# My first silver barless!



## g0ldenb0y55 (Dec 23, 2008)

For 2 years I've been trying to produce a silver/ash red barless bird and I finally got one! I'm very excited because the parents are 2 of my best birds. The sire is an 04 RC janssen and the dam is an 09 pied black diamond. 










Thanks for looking.

Henry


----------



## JaxRacingLofts (Apr 11, 2010)

Congratulations! Good looking ybs you have there Henry.


----------



## g0ldenb0y55 (Dec 23, 2008)

Thanks Bro! This has been long awaited. The 2 that produced this youngster are exceptional birds. The dam is a full sister to sire of the 2 birds you got from me. My goal is to procuce a barless pair to produce barless racing birds on a consistant basis. I'm halfway there!


----------



## MaryOfExeter (Sep 30, 2007)

Cute bird! Lavenders aren't hard to make if you put a red cock (easier if he is pure) with a pure black hen. Now the real challenge is making true ash-red barless birds - with the barless gene, not spread.


----------



## george simon (Feb 28, 2006)

*Hi Henry, Very nice looking young bird. Now I must tell you that the young bird is not a barless it is in fact an ash spread, I also will say that it will be a hen. Your ash red check cock threw the red color while the black hen threw the spread gene, thus you have an ash red spread youngster. In any event you have a nice looking young bird * GEORGE


----------



## g0ldenb0y55 (Dec 23, 2008)

→ **What you have to do**:
Please answer these questions about the pigeon forum thread above:
1. How many years had g0ldenb0y55 been trying to produce a silver/ash red barless bird?
2. According to MaryOfExeter, what pairing makes lavenders?
3. What sex does george simon say the young bird will be?

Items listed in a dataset
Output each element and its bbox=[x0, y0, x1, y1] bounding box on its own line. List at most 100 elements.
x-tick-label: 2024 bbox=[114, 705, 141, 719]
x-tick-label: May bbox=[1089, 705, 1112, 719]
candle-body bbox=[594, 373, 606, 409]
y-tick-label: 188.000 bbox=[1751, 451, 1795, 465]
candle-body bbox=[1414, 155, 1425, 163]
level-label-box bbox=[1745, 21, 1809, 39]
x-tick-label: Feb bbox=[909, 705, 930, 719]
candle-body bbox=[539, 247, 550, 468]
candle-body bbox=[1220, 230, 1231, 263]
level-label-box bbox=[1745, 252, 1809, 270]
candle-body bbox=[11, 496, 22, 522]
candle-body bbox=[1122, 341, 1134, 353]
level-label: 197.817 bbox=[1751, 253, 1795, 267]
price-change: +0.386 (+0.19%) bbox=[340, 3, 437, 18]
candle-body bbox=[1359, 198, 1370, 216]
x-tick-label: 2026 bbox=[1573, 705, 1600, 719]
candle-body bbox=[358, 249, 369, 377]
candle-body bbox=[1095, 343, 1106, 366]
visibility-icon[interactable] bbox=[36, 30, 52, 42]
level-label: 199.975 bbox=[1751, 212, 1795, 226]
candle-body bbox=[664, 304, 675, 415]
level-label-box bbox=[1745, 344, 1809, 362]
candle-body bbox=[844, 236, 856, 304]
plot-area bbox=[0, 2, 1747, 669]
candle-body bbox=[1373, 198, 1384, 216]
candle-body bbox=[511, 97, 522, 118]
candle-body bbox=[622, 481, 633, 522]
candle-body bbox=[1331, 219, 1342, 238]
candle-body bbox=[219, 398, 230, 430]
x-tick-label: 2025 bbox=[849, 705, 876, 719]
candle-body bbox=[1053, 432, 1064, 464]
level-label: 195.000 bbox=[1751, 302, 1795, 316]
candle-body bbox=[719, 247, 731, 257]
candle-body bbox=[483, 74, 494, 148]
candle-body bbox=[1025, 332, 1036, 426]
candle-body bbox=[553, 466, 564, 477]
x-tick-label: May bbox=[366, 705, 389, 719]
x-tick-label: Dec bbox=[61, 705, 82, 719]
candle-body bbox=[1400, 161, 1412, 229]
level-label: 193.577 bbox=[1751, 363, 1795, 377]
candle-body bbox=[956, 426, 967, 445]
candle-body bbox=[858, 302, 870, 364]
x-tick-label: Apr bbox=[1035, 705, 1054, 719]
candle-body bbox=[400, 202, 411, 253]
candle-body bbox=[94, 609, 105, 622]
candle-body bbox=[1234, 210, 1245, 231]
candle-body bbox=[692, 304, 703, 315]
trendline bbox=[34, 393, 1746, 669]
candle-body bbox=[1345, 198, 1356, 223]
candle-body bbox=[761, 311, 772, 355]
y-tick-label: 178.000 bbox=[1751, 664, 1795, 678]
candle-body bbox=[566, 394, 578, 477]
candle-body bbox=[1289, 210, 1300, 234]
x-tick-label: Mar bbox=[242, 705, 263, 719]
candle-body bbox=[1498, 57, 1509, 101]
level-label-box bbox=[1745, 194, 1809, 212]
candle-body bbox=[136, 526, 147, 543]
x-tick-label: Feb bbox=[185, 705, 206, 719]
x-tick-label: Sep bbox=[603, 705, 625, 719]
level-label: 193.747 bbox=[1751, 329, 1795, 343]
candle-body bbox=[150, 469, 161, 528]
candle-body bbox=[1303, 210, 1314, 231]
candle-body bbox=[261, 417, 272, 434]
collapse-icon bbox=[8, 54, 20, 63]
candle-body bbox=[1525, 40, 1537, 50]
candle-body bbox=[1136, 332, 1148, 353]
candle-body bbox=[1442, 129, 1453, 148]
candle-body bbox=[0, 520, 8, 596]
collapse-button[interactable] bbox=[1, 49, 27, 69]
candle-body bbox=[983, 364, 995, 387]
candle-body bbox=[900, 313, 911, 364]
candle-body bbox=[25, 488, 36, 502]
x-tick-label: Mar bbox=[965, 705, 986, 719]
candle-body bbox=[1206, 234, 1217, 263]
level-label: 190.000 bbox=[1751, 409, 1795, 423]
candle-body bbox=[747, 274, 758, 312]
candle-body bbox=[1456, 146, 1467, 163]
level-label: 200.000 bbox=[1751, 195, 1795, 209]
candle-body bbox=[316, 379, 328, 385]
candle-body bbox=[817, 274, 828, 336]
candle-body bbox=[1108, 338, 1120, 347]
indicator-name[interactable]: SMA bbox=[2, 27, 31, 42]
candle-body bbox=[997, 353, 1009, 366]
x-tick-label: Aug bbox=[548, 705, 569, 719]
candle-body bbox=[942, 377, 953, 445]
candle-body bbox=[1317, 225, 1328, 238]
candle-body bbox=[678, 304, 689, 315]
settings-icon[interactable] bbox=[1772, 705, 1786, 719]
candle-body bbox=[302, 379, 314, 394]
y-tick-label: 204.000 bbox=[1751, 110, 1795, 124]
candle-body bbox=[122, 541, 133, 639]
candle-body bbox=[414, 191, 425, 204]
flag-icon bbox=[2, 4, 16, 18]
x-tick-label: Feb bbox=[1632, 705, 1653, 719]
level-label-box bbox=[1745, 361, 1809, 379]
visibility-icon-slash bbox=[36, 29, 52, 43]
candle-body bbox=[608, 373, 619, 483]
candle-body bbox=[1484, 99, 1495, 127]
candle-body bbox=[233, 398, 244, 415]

→ **The completed task**:
1. 2 years.
2. A red cock (easier if he is pure) with a pure black hen.
3. A hen.